▶ [INSTRUCTIONS FOR THE TASK]
The data below must be copied in full and without any change.

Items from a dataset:
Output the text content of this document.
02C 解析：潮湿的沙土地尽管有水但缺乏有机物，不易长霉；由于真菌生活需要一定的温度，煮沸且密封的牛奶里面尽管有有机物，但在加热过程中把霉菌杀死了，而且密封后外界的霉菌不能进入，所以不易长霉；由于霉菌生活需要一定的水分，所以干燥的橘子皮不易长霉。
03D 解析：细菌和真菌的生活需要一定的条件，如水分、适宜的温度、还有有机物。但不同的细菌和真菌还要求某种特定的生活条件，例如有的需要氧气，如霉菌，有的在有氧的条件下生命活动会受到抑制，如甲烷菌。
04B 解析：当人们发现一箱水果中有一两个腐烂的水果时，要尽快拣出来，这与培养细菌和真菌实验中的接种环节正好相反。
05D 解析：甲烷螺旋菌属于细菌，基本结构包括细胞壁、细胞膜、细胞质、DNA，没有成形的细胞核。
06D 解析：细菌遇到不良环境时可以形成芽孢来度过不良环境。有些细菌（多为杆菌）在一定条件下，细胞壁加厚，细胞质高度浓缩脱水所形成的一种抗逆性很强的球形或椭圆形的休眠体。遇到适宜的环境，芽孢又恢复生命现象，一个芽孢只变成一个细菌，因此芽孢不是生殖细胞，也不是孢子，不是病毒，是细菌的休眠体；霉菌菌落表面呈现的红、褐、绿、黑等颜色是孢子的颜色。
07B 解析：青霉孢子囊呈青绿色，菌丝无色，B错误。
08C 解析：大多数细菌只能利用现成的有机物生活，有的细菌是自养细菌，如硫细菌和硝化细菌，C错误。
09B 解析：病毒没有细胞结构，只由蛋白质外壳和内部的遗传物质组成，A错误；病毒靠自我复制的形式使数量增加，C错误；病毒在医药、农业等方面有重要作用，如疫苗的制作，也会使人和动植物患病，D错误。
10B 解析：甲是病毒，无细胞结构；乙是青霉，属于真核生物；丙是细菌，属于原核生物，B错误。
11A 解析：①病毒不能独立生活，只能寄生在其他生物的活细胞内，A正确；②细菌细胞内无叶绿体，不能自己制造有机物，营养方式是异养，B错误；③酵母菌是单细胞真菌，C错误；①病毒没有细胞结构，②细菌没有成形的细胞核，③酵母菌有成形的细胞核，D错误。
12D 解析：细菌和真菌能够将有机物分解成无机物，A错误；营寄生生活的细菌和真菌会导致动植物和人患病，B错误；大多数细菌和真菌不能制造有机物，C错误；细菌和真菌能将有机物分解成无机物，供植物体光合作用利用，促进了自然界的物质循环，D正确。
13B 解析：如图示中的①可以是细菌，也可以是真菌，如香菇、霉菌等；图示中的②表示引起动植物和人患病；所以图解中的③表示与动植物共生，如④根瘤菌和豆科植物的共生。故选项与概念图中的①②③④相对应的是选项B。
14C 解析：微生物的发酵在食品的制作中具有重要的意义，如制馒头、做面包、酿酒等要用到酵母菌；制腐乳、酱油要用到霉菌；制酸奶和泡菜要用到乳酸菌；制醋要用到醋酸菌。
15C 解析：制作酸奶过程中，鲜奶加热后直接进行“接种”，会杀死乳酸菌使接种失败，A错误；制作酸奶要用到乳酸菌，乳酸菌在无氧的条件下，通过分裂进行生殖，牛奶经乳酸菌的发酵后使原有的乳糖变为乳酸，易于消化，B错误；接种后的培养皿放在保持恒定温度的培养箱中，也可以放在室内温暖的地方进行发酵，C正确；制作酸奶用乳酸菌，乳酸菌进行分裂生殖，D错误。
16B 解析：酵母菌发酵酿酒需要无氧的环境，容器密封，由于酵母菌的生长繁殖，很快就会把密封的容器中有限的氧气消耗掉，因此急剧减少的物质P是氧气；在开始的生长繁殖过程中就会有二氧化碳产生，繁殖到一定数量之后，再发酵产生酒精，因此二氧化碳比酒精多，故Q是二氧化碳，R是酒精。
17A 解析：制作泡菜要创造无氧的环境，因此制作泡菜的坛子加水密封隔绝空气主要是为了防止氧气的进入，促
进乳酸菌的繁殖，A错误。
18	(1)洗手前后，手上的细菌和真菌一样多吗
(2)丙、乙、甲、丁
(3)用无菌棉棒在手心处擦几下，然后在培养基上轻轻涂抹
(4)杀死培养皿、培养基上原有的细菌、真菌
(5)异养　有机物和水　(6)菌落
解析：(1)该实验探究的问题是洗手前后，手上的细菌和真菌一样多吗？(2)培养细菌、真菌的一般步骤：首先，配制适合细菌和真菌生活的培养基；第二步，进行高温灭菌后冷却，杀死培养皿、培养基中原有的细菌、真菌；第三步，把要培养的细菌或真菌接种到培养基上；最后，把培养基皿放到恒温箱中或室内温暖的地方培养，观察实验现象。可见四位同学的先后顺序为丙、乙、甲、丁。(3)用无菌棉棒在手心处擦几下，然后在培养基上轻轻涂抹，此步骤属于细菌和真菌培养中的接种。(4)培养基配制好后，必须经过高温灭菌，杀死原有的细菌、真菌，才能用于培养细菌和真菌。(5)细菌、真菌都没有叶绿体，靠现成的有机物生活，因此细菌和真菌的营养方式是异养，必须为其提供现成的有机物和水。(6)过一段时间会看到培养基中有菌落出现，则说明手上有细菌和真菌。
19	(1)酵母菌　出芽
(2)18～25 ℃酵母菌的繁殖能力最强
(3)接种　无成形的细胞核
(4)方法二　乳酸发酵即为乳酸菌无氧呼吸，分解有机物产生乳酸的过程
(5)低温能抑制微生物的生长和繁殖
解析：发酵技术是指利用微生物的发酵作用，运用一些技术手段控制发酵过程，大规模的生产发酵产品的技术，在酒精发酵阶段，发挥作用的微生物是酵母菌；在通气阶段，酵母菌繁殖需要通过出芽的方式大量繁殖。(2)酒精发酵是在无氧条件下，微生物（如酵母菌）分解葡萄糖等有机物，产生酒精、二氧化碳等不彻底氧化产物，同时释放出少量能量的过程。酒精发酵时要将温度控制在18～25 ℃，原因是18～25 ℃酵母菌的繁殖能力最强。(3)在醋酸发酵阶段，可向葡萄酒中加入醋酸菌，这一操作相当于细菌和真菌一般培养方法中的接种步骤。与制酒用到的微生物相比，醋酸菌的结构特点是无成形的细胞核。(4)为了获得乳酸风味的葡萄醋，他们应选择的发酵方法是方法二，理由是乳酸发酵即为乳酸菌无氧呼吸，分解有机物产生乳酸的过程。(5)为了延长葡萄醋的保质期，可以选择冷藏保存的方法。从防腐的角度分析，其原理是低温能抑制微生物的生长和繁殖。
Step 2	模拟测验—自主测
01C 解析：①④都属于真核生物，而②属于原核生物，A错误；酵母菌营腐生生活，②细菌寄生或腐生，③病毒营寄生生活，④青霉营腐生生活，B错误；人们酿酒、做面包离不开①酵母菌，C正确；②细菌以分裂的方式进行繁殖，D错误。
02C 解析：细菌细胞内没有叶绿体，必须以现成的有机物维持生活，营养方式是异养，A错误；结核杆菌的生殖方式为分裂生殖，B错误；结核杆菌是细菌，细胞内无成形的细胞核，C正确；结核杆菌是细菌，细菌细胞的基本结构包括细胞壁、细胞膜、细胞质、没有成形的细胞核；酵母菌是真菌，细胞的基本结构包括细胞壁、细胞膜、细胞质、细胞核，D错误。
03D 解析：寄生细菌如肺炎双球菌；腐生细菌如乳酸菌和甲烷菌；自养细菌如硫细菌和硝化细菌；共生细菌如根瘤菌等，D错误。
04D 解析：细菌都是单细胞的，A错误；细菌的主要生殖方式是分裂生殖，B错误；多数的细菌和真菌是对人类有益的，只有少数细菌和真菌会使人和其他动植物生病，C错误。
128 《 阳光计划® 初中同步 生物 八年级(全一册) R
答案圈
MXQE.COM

▶ [SOLUTION TO THE EXERCISE]
Output the text content of this document.
02C 解析：潮湿的沙土地尽管有水但缺乏有机物，不易长霉；由于真菌生活需要一定的温度，煮沸且密封的牛奶里面尽管有有机物，但在加热过程中把霉菌杀死了，而且密封后外界的霉菌不能进入，所以不易长霉；由于霉菌生活需要一定的水分，所以干燥的橘子皮不易长霉。
03D 解析：细菌和真菌的生活需要一定的条件，如水分、适宜的温度、还有有机物。但不同的细菌和真菌还要求某种特定的生活条件，例如有的需要氧气，如霉菌，有的在有氧的条件下生命活动会受到抑制，如甲烷菌。
04B 解析：当人们发现一箱水果中有一两个腐烂的水果时，要尽快拣出来，这与培养细菌和真菌实验中的接种环节正好相反。
05D 解析：甲烷螺旋菌属于细菌，基本结构包括细胞壁、细胞膜、细胞质、DNA，没有成形的细胞核。
06D 解析：细菌遇到不良环境时可以形成芽孢来度过不良环境。有些细菌（多为杆菌）在一定条件下，细胞壁加厚，细胞质高度浓缩脱水所形成的一种抗逆性很强的球形或椭圆形的休眠体。遇到适宜的环境，芽孢又恢复生命现象，一个芽孢只变成一个细菌，因此芽孢不是生殖细胞，也不是孢子，不是病毒，是细菌的休眠体；霉菌菌落表面呈现的红、褐、绿、黑等颜色是孢子的颜色。
07B 解析：青霉孢子囊呈青绿色，菌丝无色，B错误。
08C 解析：大多数细菌只能利用现成的有机物生活，有的细菌是自养细菌，如硫细菌和硝化细菌，C错误。
09B 解析：病毒没有细胞结构，只由蛋白质外壳和内部的遗传物质组成，A错误；病毒靠自我复制的形式使数量增加，C错误；病毒在医药、农业等方面有重要作用，如疫苗的制作，也会使人和动植物患病，D错误。
10B 解析：甲是病毒，无细胞结构；乙是青霉，属于真核生物；丙是细菌，属于原核生物，B错误。
11A 解析：①病毒不能独立生活，只能寄生在其他生物的活细胞内，A正确；②细菌细胞内无叶绿体，不能自己制造有机物，营养方式是异养，B错误；③酵母菌是单细胞真菌，C错误；①病毒没有细胞结构，②细菌没有成形的细胞核，③酵母菌有成形的细胞核，D错误。
12D 解析：细菌和真菌能够将有机物分解成无机物，A错误；营寄生生活的细菌和真菌会导致动植物和人患病，B错误；大多数细菌和真菌不能制造有机物，C错误；细菌和真菌能将有机物分解成无机物，供植物体光合作用利用，促进了自然界的物质循环，D正确。
13B 解析：如图示中的①可以是细菌，也可以是真菌，如香菇、霉菌等；图示中的②表示引起动植物和人患病；所以图解中的③表示与动植物共生，如④根瘤菌和豆科植物的共生。故选项与概念图中的①②③④相对应的是选项B。
14C 解析：微生物的发酵在食品的制作中具有重要的意义，如制馒头、做面包、酿酒等要用到酵母菌；制腐乳、酱油要用到霉菌；制酸奶和泡菜要用到乳酸菌；制醋要用到醋酸菌。
15C 解析：制作酸奶过程中，鲜奶加热后直接进行“接种”，会杀死乳酸菌使接种失败，A错误；制作酸奶要用到乳酸菌，乳酸菌在无氧的条件下，通过分裂进行生殖，牛奶经乳酸菌的发酵后使原有的乳糖变为乳酸，易于消化，B错误；接种后的培养皿放在保持恒定温度的培养箱中，也可以放在室内温暖的地方进行发酵，C正确；制作酸奶用乳酸菌，乳酸菌进行分裂生殖，D错误。
16B 解析：酵母菌发酵酿酒需要无氧的环境，容器密封，由于酵母菌的生长繁殖，很快就会把密封的容器中有限的氧气消耗掉，因此急剧减少的物质P是氧气；在开始的生长繁殖过程中就会有二氧化碳产生，繁殖到一定数量之后，再发酵产生酒精，因此二氧化碳比酒精多，故Q是二氧化碳，R是酒精。
17A 解析：制作泡菜要创造无氧的环境，因此制作泡菜的坛子加水密封隔绝空气主要是为了防止氧气的进入，促
进乳酸菌的繁殖，A错误。
18	(1)洗手前后，手上的细菌和真菌一样多吗
(2)丙、乙、甲、丁
(3)用无菌棉棒在手心处擦几下，然后在培养基上轻轻涂抹
(4)杀死培养皿、培养基上原有的细菌、真菌
(5)异养　有机物和水　(6)菌落
解析：(1)该实验探究的问题是洗手前后，手上的细菌和真菌一样多吗？(2)培养细菌、真菌的一般步骤：首先，配制适合细菌和真菌生活的培养基；第二步，进行高温灭菌后冷却，杀死培养皿、培养基中原有的细菌、真菌；第三步，把要培养的细菌或真菌接种到培养基上；最后，把培养基皿放到恒温箱中或室内温暖的地方培养，观察实验现象。可见四位同学的先后顺序为丙、乙、甲、丁。(3)用无菌棉棒在手心处擦几下，然后在培养基上轻轻涂抹，此步骤属于细菌和真菌培养中的接种。(4)培养基配制好后，必须经过高温灭菌，杀死原有的细菌、真菌，才能用于培养细菌和真菌。(5)细菌、真菌都没有叶绿体，靠现成的有机物生活，因此细菌和真菌的营养方式是异养，必须为其提供现成的有机物和水。(6)过一段时间会看到培养基中有菌落出现，则说明手上有细菌和真菌。
19	(1)酵母菌　出芽
(2)18～25 ℃酵母菌的繁殖能力最强
(3)接种　无成形的细胞核
(4)方法二　乳酸发酵即为乳酸菌无氧呼吸，分解有机物产生乳酸的过程
(5)低温能抑制微生物的生长和繁殖
解析：发酵技术是指利用微生物的发酵作用，运用一些技术手段控制发酵过程，大规模的生产发酵产品的技术，在酒精发酵阶段，发挥作用的微生物是酵母菌；在通气阶段，酵母菌繁殖需要通过出芽的方式大量繁殖。(2)酒精发酵是在无氧条件下，微生物（如酵母菌）分解葡萄糖等有机物，产生酒精、二氧化碳等不彻底氧化产物，同时释放出少量能量的过程。酒精发酵时要将温度控制在18～25 ℃，原因是18～25 ℃酵母菌的繁殖能力最强。(3)在醋酸发酵阶段，可向葡萄酒中加入醋酸菌，这一操作相当于细菌和真菌一般培养方法中的接种步骤。与制酒用到的微生物相比，醋酸菌的结构特点是无成形的细胞核。(4)为了获得乳酸风味的葡萄醋，他们应选择的发酵方法是方法二，理由是乳酸发酵即为乳酸菌无氧呼吸，分解有机物产生乳酸的过程。(5)为了延长葡萄醋的保质期，可以选择冷藏保存的方法。从防腐的角度分析，其原理是低温能抑制微生物的生长和繁殖。
Step 2	模拟测验—自主测
01C 解析：①④都属于真核生物，而②属于原核生物，A错误；酵母菌营腐生生活，②细菌寄生或腐生，③病毒营寄生生活，④青霉营腐生生活，B错误；人们酿酒、做面包离不开①酵母菌，C正确；②细菌以分裂的方式进行繁殖，D错误。
02C 解析：细菌细胞内没有叶绿体，必须以现成的有机物维持生活，营养方式是异养，A错误；结核杆菌的生殖方式为分裂生殖，B错误；结核杆菌是细菌，细胞内无成形的细胞核，C正确；结核杆菌是细菌，细菌细胞的基本结构包括细胞壁、细胞膜、细胞质、没有成形的细胞核；酵母菌是真菌，细胞的基本结构包括细胞壁、细胞膜、细胞质、细胞核，D错误。
03D 解析：寄生细菌如肺炎双球菌；腐生细菌如乳酸菌和甲烷菌；自养细菌如硫细菌和硝化细菌；共生细菌如根瘤菌等，D错误。
04D 解析：细菌都是单细胞的，A错误；细菌的主要生殖方式是分裂生殖，B错误；多数的细菌和真菌是对人类有益的，只有少数细菌和真菌会使人和其他动植物生病，C错误。
128 《 阳光计划® 初中同步 生物 八年级(全一册) R
答案圈
MXQE.COM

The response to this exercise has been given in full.